--- start Exercise materials ---

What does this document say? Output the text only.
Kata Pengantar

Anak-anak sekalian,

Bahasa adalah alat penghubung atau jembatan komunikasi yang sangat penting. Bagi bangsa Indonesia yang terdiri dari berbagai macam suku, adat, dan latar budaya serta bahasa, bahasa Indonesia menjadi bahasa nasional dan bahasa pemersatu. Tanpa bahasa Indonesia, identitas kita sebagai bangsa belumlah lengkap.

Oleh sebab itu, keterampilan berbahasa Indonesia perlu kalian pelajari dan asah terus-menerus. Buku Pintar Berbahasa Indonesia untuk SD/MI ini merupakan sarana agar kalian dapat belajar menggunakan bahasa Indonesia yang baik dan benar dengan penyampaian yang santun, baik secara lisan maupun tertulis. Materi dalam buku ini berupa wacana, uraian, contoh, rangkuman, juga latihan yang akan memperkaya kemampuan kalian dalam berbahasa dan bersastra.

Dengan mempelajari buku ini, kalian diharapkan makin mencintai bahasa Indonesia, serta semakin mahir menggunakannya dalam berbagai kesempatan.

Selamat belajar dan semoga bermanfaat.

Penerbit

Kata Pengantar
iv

--- end Exercise materials ---

-- Goal --
Every line of the material must be returned exactly as it appears.

-- Task result --
What does this document say? Output the text only.
Kata Pengantar

Anak-anak sekalian,

Bahasa adalah alat penghubung atau jembatan komunikasi yang sangat penting. Bagi bangsa Indonesia yang terdiri dari berbagai macam suku, adat, dan latar budaya serta bahasa, bahasa Indonesia menjadi bahasa nasional dan bahasa pemersatu. Tanpa bahasa Indonesia, identitas kita sebagai bangsa belumlah lengkap.

Oleh sebab itu, keterampilan berbahasa Indonesia perlu kalian pelajari dan asah terus-menerus. Buku Pintar Berbahasa Indonesia untuk SD/MI ini merupakan sarana agar kalian dapat belajar menggunakan bahasa Indonesia yang baik dan benar dengan penyampaian yang santun, baik secara lisan maupun tertulis. Materi dalam buku ini berupa wacana, uraian, contoh, rangkuman, juga latihan yang akan memperkaya kemampuan kalian dalam berbahasa dan bersastra.

Dengan mempelajari buku ini, kalian diharapkan makin mencintai bahasa Indonesia, serta semakin mahir menggunakannya dalam berbagai kesempatan.

Selamat belajar dan semoga bermanfaat.

Penerbit

Kata Pengantar
iv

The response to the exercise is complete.